### STATED TASK 1
List the hobbies of Dr. Bechtel that the text about Carol Bechtel names.
### STATED TASK 2
According to the text about Carol Bechtel, in what year did she receive her Ph.D. from Yale University?
### STATED TASK 3
Write out the passage of the text about Carol Bechtel from "That’s a quote" up to and including "brain a break.".

### TEXT SHOWN
Before joining Western’s faculty in 1994, Dr. Carol Bechtel taught at the Presbyterian School of Christian Education in Richmond, Virginia. She has also served as a teaching fellow at Yale Divinity School and as interim pastor of Turn of River Presbyterian Church in Stamford, Connecticut. Dr. Bechtel preaches and teaches widely and is a General Synod Professor of Theology in the Reformed Church in America. She served as President of the RCA’s General Synod from 2009-2010. She also serves as the Executive Director of the American Waldensian Society.

Dr. Bechtel grew up on a farm in Fulton, Illinois. She attended Hope College, Western Theological Seminary and received her Ph.D. in Old Testament from Yale University in 1992. She now lives in Holland, Michigan with her husband, Tom Mullens. They have four children and ten grandchildren. Her hobbies include singing, cooking, gardening, and the Celtic harp.

Areas of Expertise 

Dr. Bechtel preaches and teaches widely and is a General Synod Professor of Theology in the Reformed Church in America.

By Rev. Dr. Carol Bechtel

Things My Grandmothers Taught Me

People often ask me, “How do you celebrate Sabbath?”

My answer to that question varies, but I find myself falling back on this rule of thumb: “If you work with your hands, sabbath with your mind; if you work with your mind, sabbath with your hands.”

That’s a quote from Abraham Joshua Heschel, whose wisdom on Sabbath has guided generations of Jews and Christians. I love the simplicity of his advice, and I must have been thinking along similar lines when I started an embroidery project back when I was a seminary student.

Seminary involves a lot of working with one’s mind. Don’t get me wrong—it’s important work! (If it weren’t, I wouldn’t have spent the last three decades teaching future pastors!) But even as a seminarian myself, I think I knew that there was a lot to be said for giving my brain a break.

The back story to this balance goes back to my grandmothers. Grandma Dena loved to teach, read, and write. Grandma Winnie loved to cook, garden, and sew. I learned a lot from both of them, but I think Grandma Winnie must have been whispering to me from heaven when she suggested I put down my Hebrew flashcards once a week to do a little embroidery.

Not willing to stray too far from my studies, I chose an embroidery kit for a challah cover. (Challah is the traditional braided bread that is an important feature of the family meal at the beginning of the weekly Sabbath celebration.) Covers vary widely in style, but not in beauty. It’s as if the beauty of the cover is meant to make us hungry for the bread beneath—a feast for both the senses and the soul.

### DATASET EXCERPTS
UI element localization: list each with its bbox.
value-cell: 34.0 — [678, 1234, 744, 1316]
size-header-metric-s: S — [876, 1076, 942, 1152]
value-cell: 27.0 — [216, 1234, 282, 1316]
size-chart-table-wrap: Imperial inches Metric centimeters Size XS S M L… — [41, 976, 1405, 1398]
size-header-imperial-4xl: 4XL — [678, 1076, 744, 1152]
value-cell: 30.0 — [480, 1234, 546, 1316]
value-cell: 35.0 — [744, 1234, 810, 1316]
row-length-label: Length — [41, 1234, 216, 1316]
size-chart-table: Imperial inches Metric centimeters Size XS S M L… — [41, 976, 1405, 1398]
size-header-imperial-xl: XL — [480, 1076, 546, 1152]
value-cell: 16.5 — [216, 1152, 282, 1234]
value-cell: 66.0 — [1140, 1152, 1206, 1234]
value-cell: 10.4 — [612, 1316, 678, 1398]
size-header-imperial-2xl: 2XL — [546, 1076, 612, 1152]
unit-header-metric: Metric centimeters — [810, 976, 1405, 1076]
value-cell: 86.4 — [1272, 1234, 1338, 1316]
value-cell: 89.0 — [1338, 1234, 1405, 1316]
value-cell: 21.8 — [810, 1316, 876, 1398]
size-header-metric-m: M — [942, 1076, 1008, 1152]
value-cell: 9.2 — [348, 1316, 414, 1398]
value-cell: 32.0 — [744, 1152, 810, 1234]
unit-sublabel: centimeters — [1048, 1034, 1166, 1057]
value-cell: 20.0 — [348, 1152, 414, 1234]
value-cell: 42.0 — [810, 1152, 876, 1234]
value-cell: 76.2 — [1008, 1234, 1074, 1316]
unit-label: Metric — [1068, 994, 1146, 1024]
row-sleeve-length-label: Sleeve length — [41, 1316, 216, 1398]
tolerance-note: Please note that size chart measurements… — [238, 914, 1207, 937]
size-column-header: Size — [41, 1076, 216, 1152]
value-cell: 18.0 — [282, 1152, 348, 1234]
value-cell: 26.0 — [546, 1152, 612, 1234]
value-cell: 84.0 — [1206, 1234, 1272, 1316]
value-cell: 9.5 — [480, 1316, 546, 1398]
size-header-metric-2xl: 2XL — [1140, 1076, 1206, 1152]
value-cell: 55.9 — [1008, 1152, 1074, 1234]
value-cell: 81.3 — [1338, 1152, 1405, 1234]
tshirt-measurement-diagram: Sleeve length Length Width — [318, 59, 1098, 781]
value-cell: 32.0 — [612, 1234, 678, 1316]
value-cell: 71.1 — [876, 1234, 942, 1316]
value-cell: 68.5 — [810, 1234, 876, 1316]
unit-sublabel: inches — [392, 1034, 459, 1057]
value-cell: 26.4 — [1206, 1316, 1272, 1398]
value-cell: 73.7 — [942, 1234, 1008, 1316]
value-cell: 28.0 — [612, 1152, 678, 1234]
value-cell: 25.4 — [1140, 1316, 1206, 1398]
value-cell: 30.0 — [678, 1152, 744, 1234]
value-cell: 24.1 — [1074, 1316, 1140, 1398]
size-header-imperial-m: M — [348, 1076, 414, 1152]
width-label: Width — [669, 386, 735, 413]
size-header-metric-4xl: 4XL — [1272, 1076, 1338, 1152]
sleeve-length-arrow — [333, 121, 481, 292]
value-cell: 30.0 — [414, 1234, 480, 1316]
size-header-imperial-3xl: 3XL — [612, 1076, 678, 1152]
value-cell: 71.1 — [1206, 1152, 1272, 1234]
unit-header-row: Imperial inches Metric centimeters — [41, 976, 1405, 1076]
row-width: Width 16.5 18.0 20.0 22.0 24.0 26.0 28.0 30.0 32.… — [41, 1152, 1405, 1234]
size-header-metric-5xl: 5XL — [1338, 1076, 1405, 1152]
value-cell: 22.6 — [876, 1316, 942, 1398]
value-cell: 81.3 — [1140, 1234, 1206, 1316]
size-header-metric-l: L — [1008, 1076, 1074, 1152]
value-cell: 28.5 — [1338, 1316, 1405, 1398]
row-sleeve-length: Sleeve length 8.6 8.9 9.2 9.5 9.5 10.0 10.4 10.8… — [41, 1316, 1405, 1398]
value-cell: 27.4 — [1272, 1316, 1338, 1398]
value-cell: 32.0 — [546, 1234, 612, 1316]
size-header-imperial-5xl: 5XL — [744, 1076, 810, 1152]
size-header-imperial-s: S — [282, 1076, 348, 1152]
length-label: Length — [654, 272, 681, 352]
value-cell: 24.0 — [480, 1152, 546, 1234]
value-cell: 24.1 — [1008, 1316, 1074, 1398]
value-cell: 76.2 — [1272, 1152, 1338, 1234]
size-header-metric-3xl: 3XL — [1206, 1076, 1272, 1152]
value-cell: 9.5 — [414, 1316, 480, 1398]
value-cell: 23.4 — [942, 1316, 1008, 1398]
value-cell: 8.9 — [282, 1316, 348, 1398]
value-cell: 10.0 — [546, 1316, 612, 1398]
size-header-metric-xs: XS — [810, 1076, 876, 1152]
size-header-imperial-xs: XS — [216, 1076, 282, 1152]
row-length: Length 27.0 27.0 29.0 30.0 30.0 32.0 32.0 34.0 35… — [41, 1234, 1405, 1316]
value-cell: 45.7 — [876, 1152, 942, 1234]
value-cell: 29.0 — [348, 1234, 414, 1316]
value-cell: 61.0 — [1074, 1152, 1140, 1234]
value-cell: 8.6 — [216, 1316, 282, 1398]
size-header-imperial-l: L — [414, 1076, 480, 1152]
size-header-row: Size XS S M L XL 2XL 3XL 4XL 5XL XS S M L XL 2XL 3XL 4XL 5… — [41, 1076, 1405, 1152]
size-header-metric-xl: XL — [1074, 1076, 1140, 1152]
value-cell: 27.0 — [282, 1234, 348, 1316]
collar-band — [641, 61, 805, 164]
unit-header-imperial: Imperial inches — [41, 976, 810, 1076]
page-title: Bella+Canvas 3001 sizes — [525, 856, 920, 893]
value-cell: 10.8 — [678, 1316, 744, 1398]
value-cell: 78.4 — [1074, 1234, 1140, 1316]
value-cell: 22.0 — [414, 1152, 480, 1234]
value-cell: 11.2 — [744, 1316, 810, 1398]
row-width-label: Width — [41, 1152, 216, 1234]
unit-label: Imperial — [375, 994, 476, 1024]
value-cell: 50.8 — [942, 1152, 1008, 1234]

### TASK RESULT 1
Singing, cooking, gardening, and the Celtic harp.

### TASK RESULT 2
1992

### TASK RESULT 3
That’s a quote from Abraham Joshua Heschel, whose wisdom on Sabbath has guided generations of Jews and Christians. I love the simplicity of his advice, and I must have been thinking along similar lines when I started an embroidery project back when I was a seminary student.

Seminary involves a lot of working with one’s mind. Don’t get me wrong—it’s important work! (If it weren’t, I wouldn’t have spent the last three decades teaching future pastors!) But even as a seminarian myself, I think I knew that there was a lot to be said for giving my brain a break.